╭─ SUPPLIED MATERIAL

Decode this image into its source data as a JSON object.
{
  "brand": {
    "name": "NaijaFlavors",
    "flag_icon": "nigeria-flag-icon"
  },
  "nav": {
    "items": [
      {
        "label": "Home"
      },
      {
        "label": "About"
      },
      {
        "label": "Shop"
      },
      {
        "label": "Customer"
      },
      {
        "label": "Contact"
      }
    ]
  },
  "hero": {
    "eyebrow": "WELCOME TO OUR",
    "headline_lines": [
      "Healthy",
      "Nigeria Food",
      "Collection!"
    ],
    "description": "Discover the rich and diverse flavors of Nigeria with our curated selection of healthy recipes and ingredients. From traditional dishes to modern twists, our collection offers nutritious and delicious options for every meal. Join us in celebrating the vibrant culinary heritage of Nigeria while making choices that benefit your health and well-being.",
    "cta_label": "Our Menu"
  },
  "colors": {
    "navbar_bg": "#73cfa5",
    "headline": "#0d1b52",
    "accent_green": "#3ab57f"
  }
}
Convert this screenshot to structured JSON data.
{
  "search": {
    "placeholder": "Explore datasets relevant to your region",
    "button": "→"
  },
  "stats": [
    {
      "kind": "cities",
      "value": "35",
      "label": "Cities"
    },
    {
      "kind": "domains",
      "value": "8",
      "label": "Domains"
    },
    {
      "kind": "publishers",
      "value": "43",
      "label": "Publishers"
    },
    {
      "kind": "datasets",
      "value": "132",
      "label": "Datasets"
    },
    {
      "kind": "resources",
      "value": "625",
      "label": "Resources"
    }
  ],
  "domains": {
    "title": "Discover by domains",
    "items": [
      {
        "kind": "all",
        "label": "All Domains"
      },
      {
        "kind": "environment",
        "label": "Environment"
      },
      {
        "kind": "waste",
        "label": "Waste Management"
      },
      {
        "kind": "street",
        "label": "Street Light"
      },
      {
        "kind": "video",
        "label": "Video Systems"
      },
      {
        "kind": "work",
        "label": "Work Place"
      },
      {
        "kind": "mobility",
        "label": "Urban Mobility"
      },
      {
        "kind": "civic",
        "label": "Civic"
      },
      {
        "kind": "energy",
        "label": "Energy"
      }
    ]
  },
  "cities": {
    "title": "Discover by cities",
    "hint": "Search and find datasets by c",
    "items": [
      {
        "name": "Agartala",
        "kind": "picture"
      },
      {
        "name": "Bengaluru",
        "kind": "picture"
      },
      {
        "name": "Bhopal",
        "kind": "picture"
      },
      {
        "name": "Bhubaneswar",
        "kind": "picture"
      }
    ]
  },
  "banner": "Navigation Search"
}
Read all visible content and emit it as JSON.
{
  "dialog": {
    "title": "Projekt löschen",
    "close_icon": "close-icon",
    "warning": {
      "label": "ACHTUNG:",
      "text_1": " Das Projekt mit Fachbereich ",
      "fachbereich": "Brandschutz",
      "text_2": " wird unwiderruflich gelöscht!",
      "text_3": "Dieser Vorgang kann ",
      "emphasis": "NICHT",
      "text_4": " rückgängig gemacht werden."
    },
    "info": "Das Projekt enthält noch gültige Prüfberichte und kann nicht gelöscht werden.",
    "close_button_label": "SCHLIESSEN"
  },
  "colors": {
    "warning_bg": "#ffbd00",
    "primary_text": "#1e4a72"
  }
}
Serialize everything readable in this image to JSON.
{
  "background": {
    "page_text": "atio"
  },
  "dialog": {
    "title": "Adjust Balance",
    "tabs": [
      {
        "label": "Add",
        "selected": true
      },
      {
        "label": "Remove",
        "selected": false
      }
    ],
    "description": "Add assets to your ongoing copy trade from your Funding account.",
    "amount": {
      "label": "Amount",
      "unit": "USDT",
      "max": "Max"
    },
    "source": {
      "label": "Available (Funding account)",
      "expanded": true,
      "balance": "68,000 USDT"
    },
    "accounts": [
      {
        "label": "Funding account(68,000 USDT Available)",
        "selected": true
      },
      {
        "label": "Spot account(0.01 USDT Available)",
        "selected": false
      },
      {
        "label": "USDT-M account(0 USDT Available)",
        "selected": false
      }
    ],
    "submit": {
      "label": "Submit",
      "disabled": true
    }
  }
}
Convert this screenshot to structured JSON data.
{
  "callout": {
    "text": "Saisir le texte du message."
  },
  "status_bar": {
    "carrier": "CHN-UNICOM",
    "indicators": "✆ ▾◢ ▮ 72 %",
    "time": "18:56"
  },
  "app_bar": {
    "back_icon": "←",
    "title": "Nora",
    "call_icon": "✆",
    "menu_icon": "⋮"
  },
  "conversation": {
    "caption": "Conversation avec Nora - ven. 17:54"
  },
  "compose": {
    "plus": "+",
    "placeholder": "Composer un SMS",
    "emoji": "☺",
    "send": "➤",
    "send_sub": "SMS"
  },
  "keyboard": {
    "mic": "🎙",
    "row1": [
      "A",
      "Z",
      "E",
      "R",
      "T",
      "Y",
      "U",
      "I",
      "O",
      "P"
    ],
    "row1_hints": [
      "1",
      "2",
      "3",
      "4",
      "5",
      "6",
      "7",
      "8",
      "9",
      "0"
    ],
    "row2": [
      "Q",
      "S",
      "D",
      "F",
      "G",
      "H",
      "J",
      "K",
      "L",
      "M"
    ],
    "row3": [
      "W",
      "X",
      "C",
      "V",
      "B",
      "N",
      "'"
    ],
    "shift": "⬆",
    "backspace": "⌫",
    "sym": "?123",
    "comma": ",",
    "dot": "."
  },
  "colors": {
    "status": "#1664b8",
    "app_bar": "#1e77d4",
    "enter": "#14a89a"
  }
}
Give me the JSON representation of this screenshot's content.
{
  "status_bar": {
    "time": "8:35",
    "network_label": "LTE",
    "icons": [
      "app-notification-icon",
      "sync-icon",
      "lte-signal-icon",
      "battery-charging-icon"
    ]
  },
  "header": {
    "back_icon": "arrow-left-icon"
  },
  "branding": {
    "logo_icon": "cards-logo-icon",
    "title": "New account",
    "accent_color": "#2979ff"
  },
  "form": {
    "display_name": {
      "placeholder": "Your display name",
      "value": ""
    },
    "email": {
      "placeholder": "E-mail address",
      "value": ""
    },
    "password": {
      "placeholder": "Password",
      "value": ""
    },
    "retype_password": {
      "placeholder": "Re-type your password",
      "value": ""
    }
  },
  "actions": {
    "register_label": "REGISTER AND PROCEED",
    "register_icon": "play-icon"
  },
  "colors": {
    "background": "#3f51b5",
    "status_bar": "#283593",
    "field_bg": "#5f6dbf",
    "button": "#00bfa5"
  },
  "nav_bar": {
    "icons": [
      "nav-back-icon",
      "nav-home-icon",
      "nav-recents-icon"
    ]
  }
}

╰─

▶ TASK STATEMENT
Reply with the number of lines in the data that include the string "werden" and nothing else.

▶ EXERCISE OUTPUT
2